[WORK TO BE COMPLETED]:
What lines of the data include the string "Companion"? Copy them all.
[start of RECORDS TO PROCESS]
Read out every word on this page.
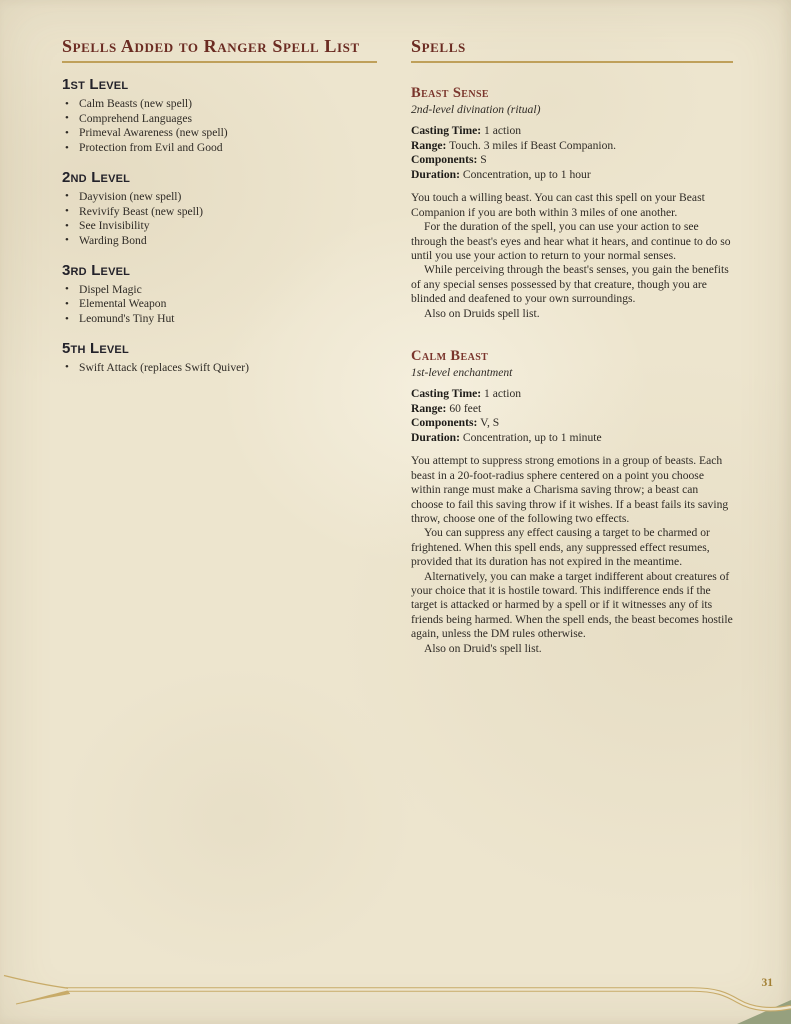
Spells Added to Ranger Spell List
1st Level
• Calm Beasts (new spell)
• Comprehend Languages
• Primeval Awareness (new spell)
• Protection from Evil and Good
2nd Level
• Dayvision (new spell)
• Revivify Beast (new spell)
• See Invisibility
• Warding Bond
3rd Level
• Dispel Magic
• Elemental Weapon
• Leomund's Tiny Hut
5th Level
• Swift Attack (replaces Swift Quiver)
Spells
Beast Sense

2nd-level divination (ritual)

Casting Time: 1 action
Range: Touch. 3 miles if Beast Companion.
Components: S
Duration: Concentration, up to 1 hour

You touch a willing beast. You can cast this spell on your Beast Companion if you are both within 3 miles of one another.

For the duration of the spell, you can use your action to see through the beast's eyes and hear what it hears, and continue to do so until you use your action to return to your normal senses.

While perceiving through the beast's senses, you gain the benefits of any special senses possessed by that creature, though you are blinded and deafened to your own surroundings.

Also on Druids spell list.

Calm Beast

1st-level enchantment

Casting Time: 1 action
Range: 60 feet
Components: V, S
Duration: Concentration, up to 1 minute

You attempt to suppress strong emotions in a group of beasts. Each beast in a 20-foot-radius sphere centered on a point you choose within range must make a Charisma saving throw; a beast can choose to fail this saving throw if it wishes. If a beast fails its saving throw, choose one of the following two effects.

You can suppress any effect causing a target to be charmed or frightened. When this spell ends, any suppressed effect resumes, provided that its duration has not expired in the meantime.

Alternatively, you can make a target indifferent about creatures of your choice that it is hostile toward. This indifference ends if the target is attacked or harmed by a spell or if it witnesses any of its friends being harmed. When the spell ends, the beast becomes hostile again, unless the DM rules otherwise.

Also on Druid's spell list.

31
[end of RECORDS TO PROCESS]
[TASK ANSWER]:
Range: Touch. 3 miles if Beast Companion.
You touch a willing beast. You can cast this spell on your Beast Companion if you are both within 3 miles of one another.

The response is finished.